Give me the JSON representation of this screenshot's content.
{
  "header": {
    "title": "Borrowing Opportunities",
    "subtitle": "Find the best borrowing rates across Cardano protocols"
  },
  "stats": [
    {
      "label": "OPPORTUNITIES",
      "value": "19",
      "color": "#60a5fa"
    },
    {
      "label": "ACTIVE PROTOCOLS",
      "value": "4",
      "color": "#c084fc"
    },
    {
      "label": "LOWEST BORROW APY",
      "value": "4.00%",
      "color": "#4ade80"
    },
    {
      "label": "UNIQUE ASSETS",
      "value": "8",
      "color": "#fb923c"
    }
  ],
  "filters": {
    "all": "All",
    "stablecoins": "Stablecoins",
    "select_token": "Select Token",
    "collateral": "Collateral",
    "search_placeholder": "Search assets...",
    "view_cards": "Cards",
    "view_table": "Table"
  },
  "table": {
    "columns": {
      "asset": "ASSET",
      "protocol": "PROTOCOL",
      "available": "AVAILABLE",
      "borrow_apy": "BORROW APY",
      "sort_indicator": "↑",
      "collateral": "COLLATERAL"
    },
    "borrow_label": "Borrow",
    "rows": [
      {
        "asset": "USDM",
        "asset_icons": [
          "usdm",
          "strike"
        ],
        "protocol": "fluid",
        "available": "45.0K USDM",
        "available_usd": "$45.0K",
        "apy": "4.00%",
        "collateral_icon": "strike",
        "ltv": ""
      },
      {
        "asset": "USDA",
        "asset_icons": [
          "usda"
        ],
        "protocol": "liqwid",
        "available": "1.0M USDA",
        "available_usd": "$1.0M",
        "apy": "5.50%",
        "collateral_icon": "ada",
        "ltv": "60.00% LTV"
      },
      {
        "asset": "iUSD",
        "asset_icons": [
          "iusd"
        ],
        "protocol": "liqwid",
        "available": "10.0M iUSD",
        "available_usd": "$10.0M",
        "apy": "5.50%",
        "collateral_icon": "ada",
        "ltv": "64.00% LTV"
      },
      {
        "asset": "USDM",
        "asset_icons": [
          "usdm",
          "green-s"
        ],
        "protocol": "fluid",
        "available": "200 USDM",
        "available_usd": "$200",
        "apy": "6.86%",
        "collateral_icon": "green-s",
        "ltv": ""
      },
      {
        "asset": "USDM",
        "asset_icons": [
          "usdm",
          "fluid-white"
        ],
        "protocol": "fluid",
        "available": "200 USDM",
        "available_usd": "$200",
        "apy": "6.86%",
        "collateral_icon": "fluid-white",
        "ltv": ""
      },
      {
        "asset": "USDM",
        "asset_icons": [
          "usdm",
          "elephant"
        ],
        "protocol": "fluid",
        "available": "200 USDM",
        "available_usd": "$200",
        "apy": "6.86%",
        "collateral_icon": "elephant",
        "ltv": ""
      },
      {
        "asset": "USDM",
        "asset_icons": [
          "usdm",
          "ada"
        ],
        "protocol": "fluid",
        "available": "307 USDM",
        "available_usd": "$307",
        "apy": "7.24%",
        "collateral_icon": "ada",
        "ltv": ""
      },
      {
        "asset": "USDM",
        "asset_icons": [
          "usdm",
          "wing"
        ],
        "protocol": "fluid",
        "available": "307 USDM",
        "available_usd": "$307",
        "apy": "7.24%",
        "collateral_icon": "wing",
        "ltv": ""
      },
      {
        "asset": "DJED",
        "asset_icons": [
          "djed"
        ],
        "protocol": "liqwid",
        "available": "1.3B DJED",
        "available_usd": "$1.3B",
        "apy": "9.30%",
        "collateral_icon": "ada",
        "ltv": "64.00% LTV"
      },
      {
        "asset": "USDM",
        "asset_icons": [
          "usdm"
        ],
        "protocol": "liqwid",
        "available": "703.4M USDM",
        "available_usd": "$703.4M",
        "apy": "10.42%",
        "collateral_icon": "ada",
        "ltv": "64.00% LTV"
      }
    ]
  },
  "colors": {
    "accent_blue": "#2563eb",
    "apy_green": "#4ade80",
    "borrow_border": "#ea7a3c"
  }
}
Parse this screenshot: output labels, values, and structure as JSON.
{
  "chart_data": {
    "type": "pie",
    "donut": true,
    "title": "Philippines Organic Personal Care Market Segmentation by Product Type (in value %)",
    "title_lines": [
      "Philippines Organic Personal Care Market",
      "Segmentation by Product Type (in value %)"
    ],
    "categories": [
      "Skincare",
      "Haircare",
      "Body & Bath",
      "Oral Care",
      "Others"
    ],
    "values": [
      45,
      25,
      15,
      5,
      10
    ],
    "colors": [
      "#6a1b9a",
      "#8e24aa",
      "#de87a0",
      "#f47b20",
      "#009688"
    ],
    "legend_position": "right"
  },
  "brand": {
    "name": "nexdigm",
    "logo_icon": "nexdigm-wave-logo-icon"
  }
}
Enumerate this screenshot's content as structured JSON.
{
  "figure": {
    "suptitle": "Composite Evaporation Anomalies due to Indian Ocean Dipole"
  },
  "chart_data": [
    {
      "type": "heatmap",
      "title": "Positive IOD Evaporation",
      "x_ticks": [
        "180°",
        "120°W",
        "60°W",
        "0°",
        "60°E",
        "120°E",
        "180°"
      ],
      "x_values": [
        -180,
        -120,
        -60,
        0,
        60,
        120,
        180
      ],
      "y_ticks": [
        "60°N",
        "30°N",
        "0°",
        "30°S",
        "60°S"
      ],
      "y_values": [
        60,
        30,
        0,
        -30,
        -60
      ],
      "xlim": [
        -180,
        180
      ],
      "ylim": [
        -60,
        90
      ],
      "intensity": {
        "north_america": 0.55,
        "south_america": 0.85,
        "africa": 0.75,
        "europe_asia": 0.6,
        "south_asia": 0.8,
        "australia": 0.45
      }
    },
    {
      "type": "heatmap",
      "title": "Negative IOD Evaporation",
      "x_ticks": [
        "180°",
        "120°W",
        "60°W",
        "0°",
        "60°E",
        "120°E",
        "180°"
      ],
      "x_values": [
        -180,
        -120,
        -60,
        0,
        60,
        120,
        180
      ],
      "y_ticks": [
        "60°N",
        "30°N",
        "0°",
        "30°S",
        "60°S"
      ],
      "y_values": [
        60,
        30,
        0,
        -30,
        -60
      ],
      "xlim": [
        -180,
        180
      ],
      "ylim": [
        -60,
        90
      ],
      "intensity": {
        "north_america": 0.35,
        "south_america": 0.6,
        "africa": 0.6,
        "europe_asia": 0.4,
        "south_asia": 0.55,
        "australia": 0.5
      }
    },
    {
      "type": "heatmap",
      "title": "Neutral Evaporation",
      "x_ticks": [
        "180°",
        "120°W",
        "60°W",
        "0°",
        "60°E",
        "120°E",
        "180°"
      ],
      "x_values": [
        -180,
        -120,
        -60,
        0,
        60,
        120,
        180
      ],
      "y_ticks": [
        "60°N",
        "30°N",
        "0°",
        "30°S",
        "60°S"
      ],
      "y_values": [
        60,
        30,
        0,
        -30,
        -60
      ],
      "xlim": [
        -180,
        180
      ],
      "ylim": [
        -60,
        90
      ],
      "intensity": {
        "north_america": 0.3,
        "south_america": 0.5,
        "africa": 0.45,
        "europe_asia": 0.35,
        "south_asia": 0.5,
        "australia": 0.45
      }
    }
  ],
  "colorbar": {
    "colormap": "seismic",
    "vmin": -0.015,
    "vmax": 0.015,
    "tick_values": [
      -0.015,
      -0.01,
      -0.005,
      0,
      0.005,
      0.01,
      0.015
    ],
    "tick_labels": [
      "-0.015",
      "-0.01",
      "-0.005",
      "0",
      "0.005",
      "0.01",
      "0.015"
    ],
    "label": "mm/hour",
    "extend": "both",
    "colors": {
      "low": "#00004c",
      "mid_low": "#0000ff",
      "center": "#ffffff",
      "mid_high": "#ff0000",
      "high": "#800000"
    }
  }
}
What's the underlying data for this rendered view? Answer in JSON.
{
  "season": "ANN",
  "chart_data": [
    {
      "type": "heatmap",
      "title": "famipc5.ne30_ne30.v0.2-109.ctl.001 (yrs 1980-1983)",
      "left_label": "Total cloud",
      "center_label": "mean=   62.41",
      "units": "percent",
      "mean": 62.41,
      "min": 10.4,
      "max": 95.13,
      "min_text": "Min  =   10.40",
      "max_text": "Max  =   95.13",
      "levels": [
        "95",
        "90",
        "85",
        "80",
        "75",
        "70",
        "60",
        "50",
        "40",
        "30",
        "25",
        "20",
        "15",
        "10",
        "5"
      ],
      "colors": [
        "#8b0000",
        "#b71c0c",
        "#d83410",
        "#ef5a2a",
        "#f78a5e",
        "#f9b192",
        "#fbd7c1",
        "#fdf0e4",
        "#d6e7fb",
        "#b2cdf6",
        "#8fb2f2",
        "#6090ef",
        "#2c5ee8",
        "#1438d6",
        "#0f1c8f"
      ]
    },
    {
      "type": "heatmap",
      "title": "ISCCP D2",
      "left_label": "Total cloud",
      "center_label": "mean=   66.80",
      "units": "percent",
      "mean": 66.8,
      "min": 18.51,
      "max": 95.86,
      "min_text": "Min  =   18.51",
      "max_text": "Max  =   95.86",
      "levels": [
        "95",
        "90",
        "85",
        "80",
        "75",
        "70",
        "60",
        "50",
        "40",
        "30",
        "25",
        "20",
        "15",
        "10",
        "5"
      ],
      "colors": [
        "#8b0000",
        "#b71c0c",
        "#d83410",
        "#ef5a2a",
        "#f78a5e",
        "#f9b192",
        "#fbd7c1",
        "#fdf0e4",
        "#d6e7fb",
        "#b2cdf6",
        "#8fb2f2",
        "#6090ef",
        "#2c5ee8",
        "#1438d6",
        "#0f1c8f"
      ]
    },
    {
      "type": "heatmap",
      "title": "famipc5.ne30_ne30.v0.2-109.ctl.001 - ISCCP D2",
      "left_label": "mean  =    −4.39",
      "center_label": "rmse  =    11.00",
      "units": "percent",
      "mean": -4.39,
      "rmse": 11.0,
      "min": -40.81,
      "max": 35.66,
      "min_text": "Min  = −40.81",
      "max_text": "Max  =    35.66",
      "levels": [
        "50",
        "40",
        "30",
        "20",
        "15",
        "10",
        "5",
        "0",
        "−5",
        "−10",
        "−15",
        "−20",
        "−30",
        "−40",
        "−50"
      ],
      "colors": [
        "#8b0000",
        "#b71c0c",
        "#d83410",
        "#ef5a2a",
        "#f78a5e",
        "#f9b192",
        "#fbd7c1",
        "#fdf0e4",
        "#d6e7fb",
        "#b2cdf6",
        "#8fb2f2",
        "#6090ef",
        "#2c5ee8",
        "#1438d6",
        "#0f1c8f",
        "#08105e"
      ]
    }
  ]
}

--

**Required task**: Within the records, how many lines include "Market"? The answer is the number and nothing else.

**Output for this task**: 2